§ **Aim**
Transcribe the material verbatim in full; the pictures do not belong in the copy.

Records from a collection of figures:
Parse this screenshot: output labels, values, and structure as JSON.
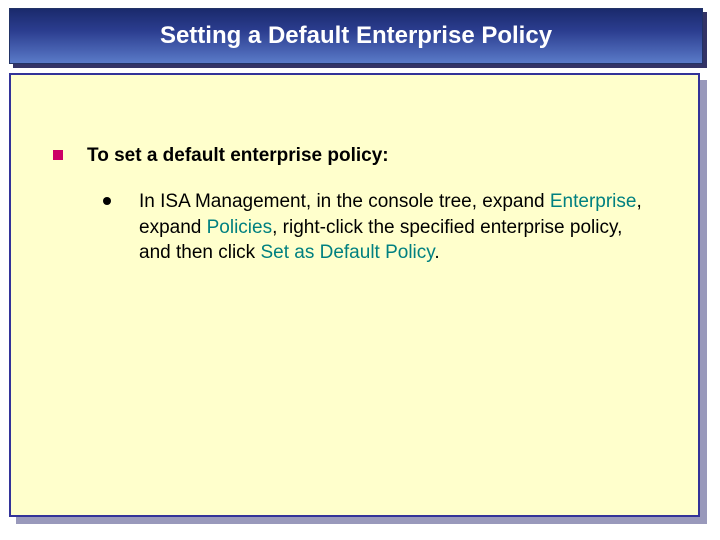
{
  "colors": {
    "title_gradient_top": "#1a2a6c",
    "title_gradient_bottom": "#5a7ac8",
    "title_shadow": "#333366",
    "body_bg": "#ffffcc",
    "body_border": "#333399",
    "body_shadow": "#9999bb",
    "square_bullet": "#cc0066",
    "dot_bullet": "#000000",
    "highlight_text": "#008080",
    "body_text": "#000000",
    "title_text": "#ffffff"
  },
  "title": "Setting a Default Enterprise Policy",
  "heading": "To set a default enterprise policy:",
  "step": {
    "pre1": "In ISA Management, in the console tree, expand ",
    "hl1": "Enterprise",
    "mid1": ", expand ",
    "hl2": "Policies",
    "mid2": ", right-click the specified enterprise policy, and then click ",
    "hl3": "Set as Default Policy",
    "post": "."
  }
}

§ **Task output**
Parse this screenshot: output labels, values, and structure as JSON.
{
  "colors": {
    "title_gradient_top": "#1a2a6c",
    "title_gradient_bottom": "#5a7ac8",
    "title_shadow": "#333366",
    "body_bg": "#ffffcc",
    "body_border": "#333399",
    "body_shadow": "#9999bb",
    "square_bullet": "#cc0066",
    "dot_bullet": "#000000",
    "highlight_text": "#008080",
    "body_text": "#000000",
    "title_text": "#ffffff"
  },
  "title": "Setting a Default Enterprise Policy",
  "heading": "To set a default enterprise policy:",
  "step": {
    "pre1": "In ISA Management, in the console tree, expand ",
    "hl1": "Enterprise",
    "mid1": ", expand ",
    "hl2": "Policies",
    "mid2": ", right-click the specified enterprise policy, and then click ",
    "hl3": "Set as Default Policy",
    "post": "."
  }
}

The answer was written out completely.